►

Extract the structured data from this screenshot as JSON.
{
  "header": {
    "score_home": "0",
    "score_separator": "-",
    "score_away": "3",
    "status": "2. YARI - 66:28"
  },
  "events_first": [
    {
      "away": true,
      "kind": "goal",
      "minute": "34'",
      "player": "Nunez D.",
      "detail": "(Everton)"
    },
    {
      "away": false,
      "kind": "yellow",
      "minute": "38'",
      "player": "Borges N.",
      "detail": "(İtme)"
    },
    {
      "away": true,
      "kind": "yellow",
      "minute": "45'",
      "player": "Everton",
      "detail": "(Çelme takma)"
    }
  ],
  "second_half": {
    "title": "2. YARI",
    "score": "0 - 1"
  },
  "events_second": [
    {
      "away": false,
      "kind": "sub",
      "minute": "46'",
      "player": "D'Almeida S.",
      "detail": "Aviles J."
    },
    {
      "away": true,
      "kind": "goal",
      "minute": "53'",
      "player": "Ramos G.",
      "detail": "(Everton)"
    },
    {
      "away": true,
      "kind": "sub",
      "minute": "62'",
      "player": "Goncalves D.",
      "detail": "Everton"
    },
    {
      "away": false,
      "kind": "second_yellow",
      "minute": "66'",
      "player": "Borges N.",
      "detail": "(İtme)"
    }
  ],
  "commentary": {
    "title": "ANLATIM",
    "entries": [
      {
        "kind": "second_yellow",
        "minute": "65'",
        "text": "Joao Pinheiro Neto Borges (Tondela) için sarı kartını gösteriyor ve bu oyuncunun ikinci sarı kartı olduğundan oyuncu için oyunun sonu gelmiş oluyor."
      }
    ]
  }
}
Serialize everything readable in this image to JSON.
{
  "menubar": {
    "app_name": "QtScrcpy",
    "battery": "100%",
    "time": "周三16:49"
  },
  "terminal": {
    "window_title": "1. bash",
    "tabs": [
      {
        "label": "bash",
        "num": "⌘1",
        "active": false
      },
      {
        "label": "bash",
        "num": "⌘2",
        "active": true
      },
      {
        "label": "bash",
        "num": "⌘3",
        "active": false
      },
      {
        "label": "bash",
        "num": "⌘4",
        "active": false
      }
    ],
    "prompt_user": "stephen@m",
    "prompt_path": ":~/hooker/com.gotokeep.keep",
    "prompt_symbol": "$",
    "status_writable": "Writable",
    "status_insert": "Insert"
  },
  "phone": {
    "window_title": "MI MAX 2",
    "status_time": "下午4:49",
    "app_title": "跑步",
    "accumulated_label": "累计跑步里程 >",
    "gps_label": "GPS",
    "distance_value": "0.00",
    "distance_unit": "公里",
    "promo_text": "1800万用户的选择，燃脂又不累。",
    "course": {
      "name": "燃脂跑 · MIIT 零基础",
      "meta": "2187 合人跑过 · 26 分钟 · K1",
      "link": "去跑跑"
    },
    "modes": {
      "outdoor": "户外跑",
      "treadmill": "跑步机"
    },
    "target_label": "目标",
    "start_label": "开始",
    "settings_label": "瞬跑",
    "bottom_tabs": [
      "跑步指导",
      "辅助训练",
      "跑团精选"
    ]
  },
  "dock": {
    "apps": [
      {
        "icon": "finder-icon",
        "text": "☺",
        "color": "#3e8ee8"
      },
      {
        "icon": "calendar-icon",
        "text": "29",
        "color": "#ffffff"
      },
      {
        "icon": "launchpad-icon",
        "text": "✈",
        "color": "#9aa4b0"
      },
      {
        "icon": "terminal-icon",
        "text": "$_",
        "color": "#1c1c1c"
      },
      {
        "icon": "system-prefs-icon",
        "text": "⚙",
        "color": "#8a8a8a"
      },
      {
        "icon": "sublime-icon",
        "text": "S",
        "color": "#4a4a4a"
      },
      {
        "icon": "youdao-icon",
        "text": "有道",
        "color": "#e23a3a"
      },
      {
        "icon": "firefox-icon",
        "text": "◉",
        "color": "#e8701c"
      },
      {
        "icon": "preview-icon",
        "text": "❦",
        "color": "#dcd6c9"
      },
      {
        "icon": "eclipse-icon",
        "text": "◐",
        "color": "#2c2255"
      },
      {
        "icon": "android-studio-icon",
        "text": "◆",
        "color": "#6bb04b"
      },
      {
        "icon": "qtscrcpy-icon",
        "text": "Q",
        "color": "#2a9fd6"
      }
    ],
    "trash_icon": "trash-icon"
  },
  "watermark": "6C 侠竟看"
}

◄

_Task to complete_
Using the data above, repeat every line exactly.

_Solution to this problem_
Extract the structured data from this screenshot as JSON.
{
  "header": {
    "score_home": "0",
    "score_separator": "-",
    "score_away": "3",
    "status": "2. YARI - 66:28"
  },
  "events_first": [
    {
      "away": true,
      "kind": "goal",
      "minute": "34'",
      "player": "Nunez D.",
      "detail": "(Everton)"
    },
    {
      "away": false,
      "kind": "yellow",
      "minute": "38'",
      "player": "Borges N.",
      "detail": "(İtme)"
    },
    {
      "away": true,
      "kind": "yellow",
      "minute": "45'",
      "player": "Everton",
      "detail": "(Çelme takma)"
    }
  ],
  "second_half": {
    "title": "2. YARI",
    "score": "0 - 1"
  },
  "events_second": [
    {
      "away": false,
      "kind": "sub",
      "minute": "46'",
      "player": "D'Almeida S.",
      "detail": "Aviles J."
    },
    {
      "away": true,
      "kind": "goal",
      "minute": "53'",
      "player": "Ramos G.",
      "detail": "(Everton)"
    },
    {
      "away": true,
      "kind": "sub",
      "minute": "62'",
      "player": "Goncalves D.",
      "detail": "Everton"
    },
    {
      "away": false,
      "kind": "second_yellow",
      "minute": "66'",
      "player": "Borges N.",
      "detail": "(İtme)"
    }
  ],
  "commentary": {
    "title": "ANLATIM",
    "entries": [
      {
        "kind": "second_yellow",
        "minute": "65'",
        "text": "Joao Pinheiro Neto Borges (Tondela) için sarı kartını gösteriyor ve bu oyuncunun ikinci sarı kartı olduğundan oyuncu için oyunun sonu gelmiş oluyor."
      }
    ]
  }
}
Serialize everything readable in this image to JSON.
{
  "menubar": {
    "app_name": "QtScrcpy",
    "battery": "100%",
    "time": "周三16:49"
  },
  "terminal": {
    "window_title": "1. bash",
    "tabs": [
      {
        "label": "bash",
        "num": "⌘1",
        "active": false
      },
      {
        "label": "bash",
        "num": "⌘2",
        "active": true
      },
      {
        "label": "bash",
        "num": "⌘3",
        "active": false
      },
      {
        "label": "bash",
        "num": "⌘4",
        "active": false
      }
    ],
    "prompt_user": "stephen@m",
    "prompt_path": ":~/hooker/com.gotokeep.keep",
    "prompt_symbol": "$",
    "status_writable": "Writable",
    "status_insert": "Insert"
  },
  "phone": {
    "window_title": "MI MAX 2",
    "status_time": "下午4:49",
    "app_title": "跑步",
    "accumulated_label": "累计跑步里程 >",
    "gps_label": "GPS",
    "distance_value": "0.00",
    "distance_unit": "公里",
    "promo_text": "1800万用户的选择，燃脂又不累。",
    "course": {
      "name": "燃脂跑 · MIIT 零基础",
      "meta": "2187 合人跑过 · 26 分钟 · K1",
      "link": "去跑跑"
    },
    "modes": {
      "outdoor": "户外跑",
      "treadmill": "跑步机"
    },
    "target_label": "目标",
    "start_label": "开始",
    "settings_label": "瞬跑",
    "bottom_tabs": [
      "跑步指导",
      "辅助训练",
      "跑团精选"
    ]
  },
  "dock": {
    "apps": [
      {
        "icon": "finder-icon",
        "text": "☺",
        "color": "#3e8ee8"
      },
      {
        "icon": "calendar-icon",
        "text": "29",
        "color": "#ffffff"
      },
      {
        "icon": "launchpad-icon",
        "text": "✈",
        "color": "#9aa4b0"
      },
      {
        "icon": "terminal-icon",
        "text": "$_",
        "color": "#1c1c1c"
      },
      {
        "icon": "system-prefs-icon",
        "text": "⚙",
        "color": "#8a8a8a"
      },
      {
        "icon": "sublime-icon",
        "text": "S",
        "color": "#4a4a4a"
      },
      {
        "icon": "youdao-icon",
        "text": "有道",
        "color": "#e23a3a"
      },
      {
        "icon": "firefox-icon",
        "text": "◉",
        "color": "#e8701c"
      },
      {
        "icon": "preview-icon",
        "text": "❦",
        "color": "#dcd6c9"
      },
      {
        "icon": "eclipse-icon",
        "text": "◐",
        "color": "#2c2255"
      },
      {
        "icon": "android-studio-icon",
        "text": "◆",
        "color": "#6bb04b"
      },
      {
        "icon": "qtscrcpy-icon",
        "text": "Q",
        "color": "#2a9fd6"
      }
    ],
    "trash_icon": "trash-icon"
  },
  "watermark": "6C 侠竟看"
}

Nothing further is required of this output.